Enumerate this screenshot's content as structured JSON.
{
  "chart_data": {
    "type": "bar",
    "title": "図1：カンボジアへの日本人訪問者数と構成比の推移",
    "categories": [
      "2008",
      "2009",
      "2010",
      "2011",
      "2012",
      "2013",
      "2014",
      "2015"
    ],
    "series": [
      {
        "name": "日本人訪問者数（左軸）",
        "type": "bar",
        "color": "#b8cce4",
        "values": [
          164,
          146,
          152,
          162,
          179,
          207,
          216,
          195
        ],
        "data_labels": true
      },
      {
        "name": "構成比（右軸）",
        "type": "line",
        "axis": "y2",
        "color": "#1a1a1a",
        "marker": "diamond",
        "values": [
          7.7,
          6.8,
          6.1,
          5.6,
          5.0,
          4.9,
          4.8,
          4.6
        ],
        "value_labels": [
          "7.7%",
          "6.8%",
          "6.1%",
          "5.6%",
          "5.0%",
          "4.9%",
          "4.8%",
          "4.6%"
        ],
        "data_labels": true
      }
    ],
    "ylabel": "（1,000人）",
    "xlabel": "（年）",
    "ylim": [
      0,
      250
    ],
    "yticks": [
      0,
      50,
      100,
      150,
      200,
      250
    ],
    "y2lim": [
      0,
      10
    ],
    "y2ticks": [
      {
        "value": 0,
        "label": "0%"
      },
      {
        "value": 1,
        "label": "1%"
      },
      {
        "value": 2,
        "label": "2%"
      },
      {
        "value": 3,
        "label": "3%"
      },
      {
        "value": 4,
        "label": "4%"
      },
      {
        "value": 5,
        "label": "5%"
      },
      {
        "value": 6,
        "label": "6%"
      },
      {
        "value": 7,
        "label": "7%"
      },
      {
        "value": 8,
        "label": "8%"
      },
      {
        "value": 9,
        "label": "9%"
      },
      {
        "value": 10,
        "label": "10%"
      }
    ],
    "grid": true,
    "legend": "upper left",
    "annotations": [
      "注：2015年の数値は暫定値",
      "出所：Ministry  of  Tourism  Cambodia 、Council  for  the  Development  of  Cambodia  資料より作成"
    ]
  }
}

* DIRECTIONS FOR THIS TASK:
Each line of the listing above should be output exactly.

* EXPECTED ANSWER:
Enumerate this screenshot's content as structured JSON.
{
  "chart_data": {
    "type": "bar",
    "title": "図1：カンボジアへの日本人訪問者数と構成比の推移",
    "categories": [
      "2008",
      "2009",
      "2010",
      "2011",
      "2012",
      "2013",
      "2014",
      "2015"
    ],
    "series": [
      {
        "name": "日本人訪問者数（左軸）",
        "type": "bar",
        "color": "#b8cce4",
        "values": [
          164,
          146,
          152,
          162,
          179,
          207,
          216,
          195
        ],
        "data_labels": true
      },
      {
        "name": "構成比（右軸）",
        "type": "line",
        "axis": "y2",
        "color": "#1a1a1a",
        "marker": "diamond",
        "values": [
          7.7,
          6.8,
          6.1,
          5.6,
          5.0,
          4.9,
          4.8,
          4.6
        ],
        "value_labels": [
          "7.7%",
          "6.8%",
          "6.1%",
          "5.6%",
          "5.0%",
          "4.9%",
          "4.8%",
          "4.6%"
        ],
        "data_labels": true
      }
    ],
    "ylabel": "（1,000人）",
    "xlabel": "（年）",
    "ylim": [
      0,
      250
    ],
    "yticks": [
      0,
      50,
      100,
      150,
      200,
      250
    ],
    "y2lim": [
      0,
      10
    ],
    "y2ticks": [
      {
        "value": 0,
        "label": "0%"
      },
      {
        "value": 1,
        "label": "1%"
      },
      {
        "value": 2,
        "label": "2%"
      },
      {
        "value": 3,
        "label": "3%"
      },
      {
        "value": 4,
        "label": "4%"
      },
      {
        "value": 5,
        "label": "5%"
      },
      {
        "value": 6,
        "label": "6%"
      },
      {
        "value": 7,
        "label": "7%"
      },
      {
        "value": 8,
        "label": "8%"
      },
      {
        "value": 9,
        "label": "9%"
      },
      {
        "value": 10,
        "label": "10%"
      }
    ],
    "grid": true,
    "legend": "upper left",
    "annotations": [
      "注：2015年の数値は暫定値",
      "出所：Ministry  of  Tourism  Cambodia 、Council  for  the  Development  of  Cambodia  資料より作成"
    ]
  }
}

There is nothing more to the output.